▶ **SHORT TASK**: Without including the pictures, copy out every line below.

▶ **RECORDS FOR PROCESSING**:
****************
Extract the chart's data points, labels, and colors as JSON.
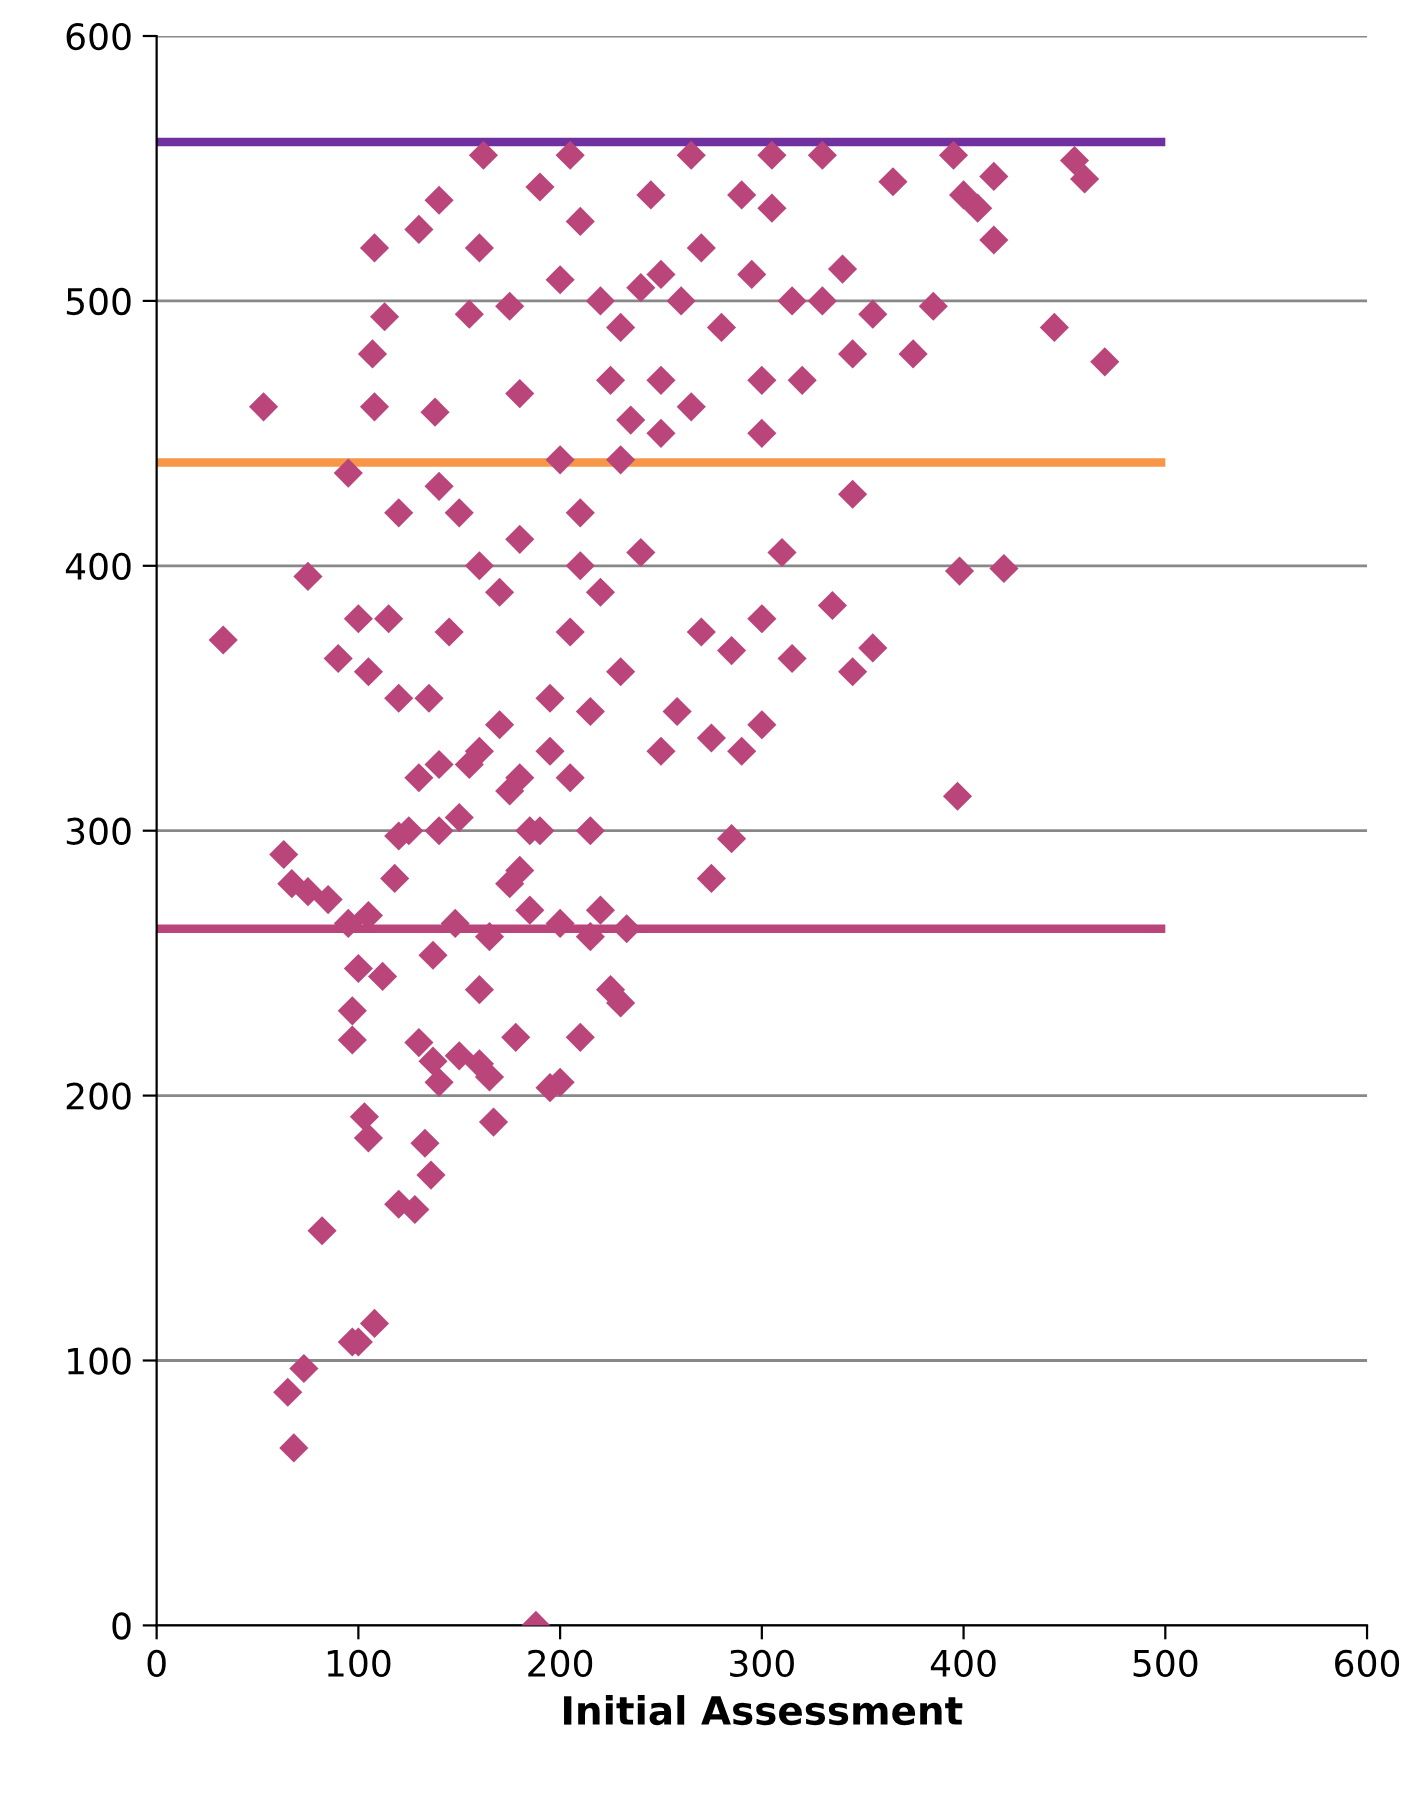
{
  "chart_data": {
    "type": "scatter",
    "xlabel": "Initial Assessment",
    "xlim": [
      0,
      600
    ],
    "xticks": [
      0,
      100,
      200,
      300,
      400,
      500,
      600
    ],
    "ylim": [
      0,
      600
    ],
    "yticks": [
      0,
      100,
      200,
      300,
      400,
      500,
      600
    ],
    "grid": "y",
    "marker": "diamond",
    "series": [
      {
        "color": "#b9457a",
        "x": [
          188,
          68,
          65,
          73,
          97,
          100,
          108,
          82,
          120,
          128,
          105,
          103,
          133,
          136,
          167,
          140,
          165,
          137,
          150,
          130,
          160,
          97,
          200,
          195,
          178,
          210,
          97,
          100,
          112,
          137,
          160,
          63,
          67,
          75,
          85,
          95,
          105,
          118,
          120,
          130,
          140,
          148,
          165,
          180,
          190,
          200,
          220,
          225,
          230,
          215,
          185,
          175,
          215,
          233,
          275,
          285,
          33,
          75,
          90,
          100,
          105,
          115,
          120,
          135,
          145,
          160,
          150,
          170,
          180,
          195,
          205,
          210,
          220,
          230,
          240,
          250,
          258,
          275,
          285,
          300,
          310,
          315,
          335,
          345,
          355,
          345,
          398,
          420,
          397,
          53,
          95,
          107,
          108,
          108,
          113,
          130,
          140,
          138,
          155,
          160,
          162,
          175,
          180,
          190,
          200,
          205,
          210,
          220,
          225,
          230,
          240,
          245,
          250,
          260,
          265,
          270,
          280,
          290,
          295,
          300,
          305,
          315,
          320,
          330,
          340,
          345,
          355,
          365,
          375,
          385,
          395,
          400,
          407,
          415,
          415,
          445,
          455,
          460,
          470,
          300,
          120,
          140,
          160,
          170,
          180,
          200,
          210,
          230,
          250,
          265,
          290,
          270,
          300,
          305,
          330,
          250,
          235,
          185,
          175,
          195,
          205,
          215,
          150,
          125,
          140,
          155
        ],
        "values": [
          0,
          67,
          88,
          97,
          107,
          107,
          114,
          149,
          159,
          157,
          184,
          192,
          182,
          170,
          190,
          205,
          207,
          213,
          215,
          220,
          212,
          221,
          205,
          203,
          222,
          222,
          232,
          248,
          245,
          253,
          240,
          291,
          280,
          277,
          274,
          265,
          268,
          282,
          298,
          320,
          300,
          265,
          260,
          285,
          300,
          265,
          270,
          240,
          235,
          300,
          270,
          280,
          260,
          263,
          282,
          297,
          372,
          396,
          365,
          380,
          360,
          380,
          350,
          350,
          375,
          400,
          420,
          390,
          410,
          350,
          375,
          400,
          390,
          360,
          405,
          330,
          345,
          335,
          368,
          340,
          405,
          365,
          385,
          360,
          369,
          427,
          398,
          399,
          313,
          460,
          435,
          480,
          460,
          520,
          494,
          527,
          538,
          458,
          495,
          520,
          555,
          498,
          465,
          543,
          508,
          555,
          530,
          500,
          470,
          490,
          505,
          540,
          470,
          500,
          555,
          520,
          490,
          540,
          510,
          470,
          555,
          500,
          470,
          500,
          512,
          480,
          495,
          545,
          480,
          498,
          555,
          540,
          535,
          523,
          547,
          490,
          553,
          546,
          477,
          450,
          420,
          430,
          330,
          340,
          320,
          440,
          420,
          440,
          450,
          460,
          330,
          375,
          380,
          535,
          555,
          510,
          455,
          300,
          315,
          330,
          320,
          345,
          305,
          300,
          325,
          325
        ]
      }
    ],
    "ref_lines": [
      {
        "axis": "y",
        "value": 560,
        "color": "#7030a0"
      },
      {
        "axis": "y",
        "value": 439,
        "color": "#f79646"
      },
      {
        "axis": "y",
        "value": 263,
        "color": "#b9457a"
      }
    ]
  }
}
****************
▶ **CORRECT RESPONSE**:
Extract the chart's data points, labels, and colors as JSON.
{
  "chart_data": {
    "type": "scatter",
    "xlabel": "Initial Assessment",
    "xlim": [
      0,
      600
    ],
    "xticks": [
      0,
      100,
      200,
      300,
      400,
      500,
      600
    ],
    "ylim": [
      0,
      600
    ],
    "yticks": [
      0,
      100,
      200,
      300,
      400,
      500,
      600
    ],
    "grid": "y",
    "marker": "diamond",
    "series": [
      {
        "color": "#b9457a",
        "x": [
          188,
          68,
          65,
          73,
          97,
          100,
          108,
          82,
          120,
          128,
          105,
          103,
          133,
          136,
          167,
          140,
          165,
          137,
          150,
          130,
          160,
          97,
          200,
          195,
          178,
          210,
          97,
          100,
          112,
          137,
          160,
          63,
          67,
          75,
          85,
          95,
          105,
          118,
          120,
          130,
          140,
          148,
          165,
          180,
          190,
          200,
          220,
          225,
          230,
          215,
          185,
          175,
          215,
          233,
          275,
          285,
          33,
          75,
          90,
          100,
          105,
          115,
          120,
          135,
          145,
          160,
          150,
          170,
          180,
          195,
          205,
          210,
          220,
          230,
          240,
          250,
          258,
          275,
          285,
          300,
          310,
          315,
          335,
          345,
          355,
          345,
          398,
          420,
          397,
          53,
          95,
          107,
          108,
          108,
          113,
          130,
          140,
          138,
          155,
          160,
          162,
          175,
          180,
          190,
          200,
          205,
          210,
          220,
          225,
          230,
          240,
          245,
          250,
          260,
          265,
          270,
          280,
          290,
          295,
          300,
          305,
          315,
          320,
          330,
          340,
          345,
          355,
          365,
          375,
          385,
          395,
          400,
          407,
          415,
          415,
          445,
          455,
          460,
          470,
          300,
          120,
          140,
          160,
          170,
          180,
          200,
          210,
          230,
          250,
          265,
          290,
          270,
          300,
          305,
          330,
          250,
          235,
          185,
          175,
          195,
          205,
          215,
          150,
          125,
          140,
          155
        ],
        "values": [
          0,
          67,
          88,
          97,
          107,
          107,
          114,
          149,
          159,
          157,
          184,
          192,
          182,
          170,
          190,
          205,
          207,
          213,
          215,
          220,
          212,
          221,
          205,
          203,
          222,
          222,
          232,
          248,
          245,
          253,
          240,
          291,
          280,
          277,
          274,
          265,
          268,
          282,
          298,
          320,
          300,
          265,
          260,
          285,
          300,
          265,
          270,
          240,
          235,
          300,
          270,
          280,
          260,
          263,
          282,
          297,
          372,
          396,
          365,
          380,
          360,
          380,
          350,
          350,
          375,
          400,
          420,
          390,
          410,
          350,
          375,
          400,
          390,
          360,
          405,
          330,
          345,
          335,
          368,
          340,
          405,
          365,
          385,
          360,
          369,
          427,
          398,
          399,
          313,
          460,
          435,
          480,
          460,
          520,
          494,
          527,
          538,
          458,
          495,
          520,
          555,
          498,
          465,
          543,
          508,
          555,
          530,
          500,
          470,
          490,
          505,
          540,
          470,
          500,
          555,
          520,
          490,
          540,
          510,
          470,
          555,
          500,
          470,
          500,
          512,
          480,
          495,
          545,
          480,
          498,
          555,
          540,
          535,
          523,
          547,
          490,
          553,
          546,
          477,
          450,
          420,
          430,
          330,
          340,
          320,
          440,
          420,
          440,
          450,
          460,
          330,
          375,
          380,
          535,
          555,
          510,
          455,
          300,
          315,
          330,
          320,
          345,
          305,
          300,
          325,
          325
        ]
      }
    ],
    "ref_lines": [
      {
        "axis": "y",
        "value": 560,
        "color": "#7030a0"
      },
      {
        "axis": "y",
        "value": 439,
        "color": "#f79646"
      },
      {
        "axis": "y",
        "value": 263,
        "color": "#b9457a"
      }
    ]
  }
}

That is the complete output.